:: DOCUMENT PASSAGE ::
=== Section Start ===

After all, it’s just a ~$680 million industry.

About on par with Solyndra.

Clean energy initiatives banging up against cold harsh reality.

Inoperable Tesla Roadster being towed on a flatbed.Let’s face it: This hasn’t been a very good year for environmental and clean energy initiatives. First it was the Solyndra debacle — a saga that appears to be never-ending.

Next were the reports of “global warmists” getting caught fabricating documents in an attempt to deflect attention away from the steadily mounting data that’s making global warming no longer the “consensus view” in the scientific community.

And now we have a damning report about Tesla Motors’ vaunted Roadster electric vehicles, the darling of the clean car crowd.

It turns out that most of the Roadster models sold into the market suffer from severe design flaws that can essentially destroy the value of the car. If the vehicle’s battery becomes totally discharged, the car becomes completely immobile; the vehicle won’t start, and it can’t even be pushed down the street.

=== Section End ===

:: DATA SUPPLIED ::

=== Section Start ===

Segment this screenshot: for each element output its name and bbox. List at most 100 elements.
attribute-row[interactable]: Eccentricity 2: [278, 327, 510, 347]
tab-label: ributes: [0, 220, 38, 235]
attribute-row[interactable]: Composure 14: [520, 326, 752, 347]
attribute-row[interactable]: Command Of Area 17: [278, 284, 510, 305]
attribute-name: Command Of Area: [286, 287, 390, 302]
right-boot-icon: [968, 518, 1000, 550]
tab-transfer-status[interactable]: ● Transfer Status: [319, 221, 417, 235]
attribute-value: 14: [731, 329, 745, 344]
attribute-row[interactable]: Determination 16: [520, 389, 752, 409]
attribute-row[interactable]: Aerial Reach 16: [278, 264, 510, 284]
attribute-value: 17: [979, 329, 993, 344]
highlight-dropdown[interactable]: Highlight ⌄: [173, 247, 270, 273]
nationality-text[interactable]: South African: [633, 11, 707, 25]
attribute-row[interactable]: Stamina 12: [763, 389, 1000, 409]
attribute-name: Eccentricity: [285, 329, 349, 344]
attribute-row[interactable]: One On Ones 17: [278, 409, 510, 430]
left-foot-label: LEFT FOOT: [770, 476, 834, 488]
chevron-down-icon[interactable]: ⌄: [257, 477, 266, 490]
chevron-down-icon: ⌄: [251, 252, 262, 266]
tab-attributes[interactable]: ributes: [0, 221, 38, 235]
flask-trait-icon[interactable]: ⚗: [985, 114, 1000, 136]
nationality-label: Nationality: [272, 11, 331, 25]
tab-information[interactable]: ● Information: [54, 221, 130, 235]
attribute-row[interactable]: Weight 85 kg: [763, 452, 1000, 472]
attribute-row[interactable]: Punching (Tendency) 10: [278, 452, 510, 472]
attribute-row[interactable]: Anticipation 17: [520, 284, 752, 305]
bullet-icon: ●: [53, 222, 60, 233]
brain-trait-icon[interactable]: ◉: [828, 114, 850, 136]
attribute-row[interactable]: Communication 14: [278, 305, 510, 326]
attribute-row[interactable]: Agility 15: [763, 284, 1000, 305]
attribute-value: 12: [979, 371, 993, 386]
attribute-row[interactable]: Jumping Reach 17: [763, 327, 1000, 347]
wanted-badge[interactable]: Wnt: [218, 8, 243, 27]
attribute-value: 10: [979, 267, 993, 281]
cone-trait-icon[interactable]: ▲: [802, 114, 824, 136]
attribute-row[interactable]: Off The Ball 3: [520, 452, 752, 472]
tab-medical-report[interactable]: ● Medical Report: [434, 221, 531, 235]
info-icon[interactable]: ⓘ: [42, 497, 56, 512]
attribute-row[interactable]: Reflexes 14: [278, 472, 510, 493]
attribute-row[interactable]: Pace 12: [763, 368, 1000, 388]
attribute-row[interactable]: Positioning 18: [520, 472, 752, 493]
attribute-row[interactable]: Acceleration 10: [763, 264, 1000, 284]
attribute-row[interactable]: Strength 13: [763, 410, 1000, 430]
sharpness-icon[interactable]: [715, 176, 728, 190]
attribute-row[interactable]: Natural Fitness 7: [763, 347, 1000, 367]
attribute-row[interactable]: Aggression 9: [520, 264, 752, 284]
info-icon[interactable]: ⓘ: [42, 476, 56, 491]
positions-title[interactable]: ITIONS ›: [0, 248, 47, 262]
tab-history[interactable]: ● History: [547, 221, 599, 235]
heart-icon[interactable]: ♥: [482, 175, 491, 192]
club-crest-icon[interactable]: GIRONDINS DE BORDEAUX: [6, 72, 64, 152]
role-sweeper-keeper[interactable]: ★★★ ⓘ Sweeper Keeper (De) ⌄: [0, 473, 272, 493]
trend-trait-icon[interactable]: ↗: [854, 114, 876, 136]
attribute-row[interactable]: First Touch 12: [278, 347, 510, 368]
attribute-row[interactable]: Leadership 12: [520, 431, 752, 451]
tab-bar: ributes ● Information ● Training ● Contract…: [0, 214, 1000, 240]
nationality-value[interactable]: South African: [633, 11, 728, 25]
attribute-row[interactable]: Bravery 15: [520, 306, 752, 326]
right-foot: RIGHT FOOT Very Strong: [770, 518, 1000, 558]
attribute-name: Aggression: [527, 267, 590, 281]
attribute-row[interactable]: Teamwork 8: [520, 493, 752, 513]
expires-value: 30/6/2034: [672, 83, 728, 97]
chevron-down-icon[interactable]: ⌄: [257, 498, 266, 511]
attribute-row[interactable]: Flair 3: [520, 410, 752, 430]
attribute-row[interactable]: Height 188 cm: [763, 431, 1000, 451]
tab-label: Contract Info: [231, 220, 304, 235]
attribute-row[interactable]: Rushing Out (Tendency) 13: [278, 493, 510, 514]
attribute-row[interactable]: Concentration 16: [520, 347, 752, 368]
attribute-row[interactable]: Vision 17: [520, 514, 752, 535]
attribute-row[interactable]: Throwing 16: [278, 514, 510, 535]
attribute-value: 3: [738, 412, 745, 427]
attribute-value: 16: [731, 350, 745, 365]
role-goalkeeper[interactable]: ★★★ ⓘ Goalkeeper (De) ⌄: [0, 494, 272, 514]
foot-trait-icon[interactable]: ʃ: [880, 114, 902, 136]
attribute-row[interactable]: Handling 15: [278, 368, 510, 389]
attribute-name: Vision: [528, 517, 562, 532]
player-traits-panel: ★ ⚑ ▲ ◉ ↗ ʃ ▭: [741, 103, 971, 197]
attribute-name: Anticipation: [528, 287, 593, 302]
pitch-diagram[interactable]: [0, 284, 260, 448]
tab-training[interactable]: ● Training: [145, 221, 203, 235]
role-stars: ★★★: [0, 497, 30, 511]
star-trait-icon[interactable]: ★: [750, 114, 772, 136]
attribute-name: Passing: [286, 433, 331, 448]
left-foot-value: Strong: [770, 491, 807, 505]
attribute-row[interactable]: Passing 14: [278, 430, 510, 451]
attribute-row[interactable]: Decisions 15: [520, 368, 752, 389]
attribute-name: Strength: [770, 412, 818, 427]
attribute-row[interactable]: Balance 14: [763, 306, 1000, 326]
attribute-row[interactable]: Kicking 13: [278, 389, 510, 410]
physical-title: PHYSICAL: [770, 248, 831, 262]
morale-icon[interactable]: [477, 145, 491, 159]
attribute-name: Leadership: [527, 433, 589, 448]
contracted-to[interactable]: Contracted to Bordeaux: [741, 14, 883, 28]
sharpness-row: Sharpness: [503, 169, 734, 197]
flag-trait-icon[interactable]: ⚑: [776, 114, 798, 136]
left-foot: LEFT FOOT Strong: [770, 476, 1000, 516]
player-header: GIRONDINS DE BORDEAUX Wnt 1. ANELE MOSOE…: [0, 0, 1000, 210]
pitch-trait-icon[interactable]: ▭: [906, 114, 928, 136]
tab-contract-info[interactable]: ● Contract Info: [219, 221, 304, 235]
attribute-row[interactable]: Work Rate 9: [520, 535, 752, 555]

=== Section End ===

:: PROBLEMS AND TASKS ::
• 1. In the Tesla Roadster passage, what happens to the car if its battery becomes totally discharged?
• 2. Rewrite the part of the Tesla Roadster passage that opens with the words containing "Inoperable Tesla Roadster" and closes with "down the street.", swapping "damning" for "scathing".

:: PROBLEM SOLUTIONS ::
• 1. The car becomes completely immobile: it won't start, and it can't even be pushed down the street.

• 2.
Inoperable Tesla Roadster being towed on a flatbed.Let’s face it: This hasn’t been a very good year for environmental and clean energy initiatives. First it was the Solyndra debacle — a saga that appears to be never-ending.

Next were the reports of “global warmists” getting caught fabricating documents in an attempt to deflect attention away from the steadily mounting data that’s making global warming no longer the “consensus view” in the scientific community.

And now we have a scathing report about Tesla Motors’ vaunted Roadster electric vehicles, the darling of the clean car crowd.

It turns out that most of the Roadster models sold into the market suffer from severe design flaws that can essentially destroy the value of the car. If the vehicle’s battery becomes totally discharged, the car becomes completely immobile; the vehicle won’t start, and it can’t even be pushed down the street.